══ Stored rows ══

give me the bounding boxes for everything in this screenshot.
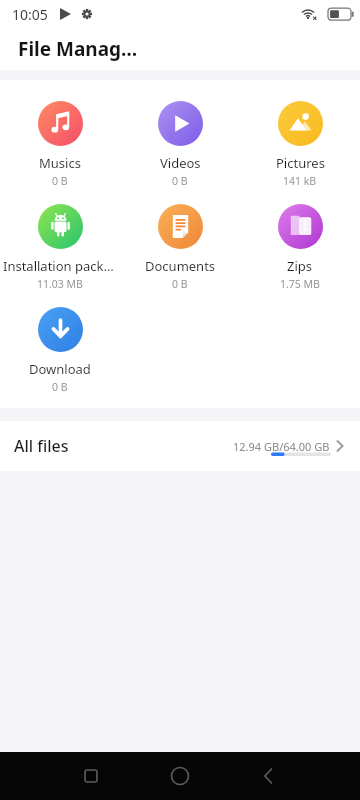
staticText: All files: [14, 435, 69, 457]
staticText: 0 B: [172, 174, 188, 188]
staticText: 141 kB: [283, 174, 317, 188]
staticText: 12.94 GB/64.00 GB: [233, 439, 330, 454]
staticText: Download: [29, 360, 91, 378]
staticText: File Manag…: [18, 36, 138, 62]
staticText: Zips: [287, 257, 313, 275]
staticText: Pictures: [276, 154, 325, 172]
staticText: 11.03 MB: [37, 277, 83, 291]
staticText: 0 B: [52, 380, 68, 394]
staticText: 1.75 MB: [280, 277, 320, 291]
staticText: Musics: [39, 154, 81, 172]
staticText: Videos: [160, 154, 201, 172]
staticText: Installation packages: [3, 257, 117, 275]
staticText: 10:05: [12, 5, 48, 24]
staticText: 0 B: [52, 174, 68, 188]
staticText: 0 B: [172, 277, 188, 291]
staticText: Documents: [145, 257, 216, 275]
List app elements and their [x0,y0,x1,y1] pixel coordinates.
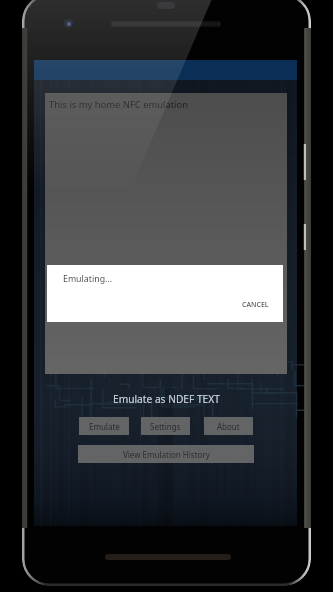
staticText: About [217,421,240,432]
staticText: Emulate [89,421,120,432]
staticText: Emulate as NDEF TEXT [113,392,220,406]
button[interactable]: This is my home NFC emulation [45,93,287,374]
button[interactable]: Emulate [79,417,129,435]
button[interactable]: Settings [141,417,190,435]
button[interactable]: Emulate as NDEF TEXT [107,392,225,406]
staticText: View Emulation History [123,449,210,460]
staticText: Settings [150,421,181,432]
staticText: CANCEL [242,300,269,310]
button[interactable]: About [204,417,253,435]
button[interactable]: View Emulation History [78,445,254,463]
button[interactable]: CANCEL [242,300,269,310]
staticText: This is my home NFC emulation [49,98,189,111]
staticText: Emulating... [63,273,113,285]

═══

● **What this task involves**
Please repeat these records with every "Settings" changed to "Preferences", leaving everything else the same and the pictures out.

● **Response to this exercise**
give me the bounding boxes for everything in this screenshot.
staticText: All files: [14, 435, 69, 457]
staticText: 0 B: [172, 174, 188, 188]
staticText: 141 kB: [283, 174, 317, 188]
staticText: 12.94 GB/64.00 GB: [233, 439, 330, 454]
staticText: Download: [29, 360, 91, 378]
staticText: File Manag…: [18, 36, 138, 62]
staticText: Zips: [287, 257, 313, 275]
staticText: Pictures: [276, 154, 325, 172]
staticText: 11.03 MB: [37, 277, 83, 291]
staticText: 0 B: [52, 380, 68, 394]
staticText: 1.75 MB: [280, 277, 320, 291]
staticText: Musics: [39, 154, 81, 172]
staticText: Videos: [160, 154, 201, 172]
staticText: Installation packages: [3, 257, 117, 275]
staticText: 10:05: [12, 5, 48, 24]
staticText: 0 B: [52, 174, 68, 188]
staticText: 0 B: [172, 277, 188, 291]
staticText: Documents: [145, 257, 216, 275]
List app elements and their [x0,y0,x1,y1] pixel coordinates.
staticText: About [217,421,240,432]
staticText: Emulate [89,421,120,432]
staticText: Emulate as NDEF TEXT [113,392,220,406]
button[interactable]: This is my home NFC emulation [45,93,287,374]
button[interactable]: Emulate [79,417,129,435]
button[interactable]: Preferences [141,417,190,435]
button[interactable]: Emulate as NDEF TEXT [107,392,225,406]
staticText: View Emulation History [123,449,210,460]
staticText: Preferences [150,421,181,432]
staticText: CANCEL [242,300,269,310]
button[interactable]: About [204,417,253,435]
button[interactable]: View Emulation History [78,445,254,463]
button[interactable]: CANCEL [242,300,269,310]
staticText: This is my home NFC emulation [49,98,189,111]
staticText: Emulating... [63,273,113,285]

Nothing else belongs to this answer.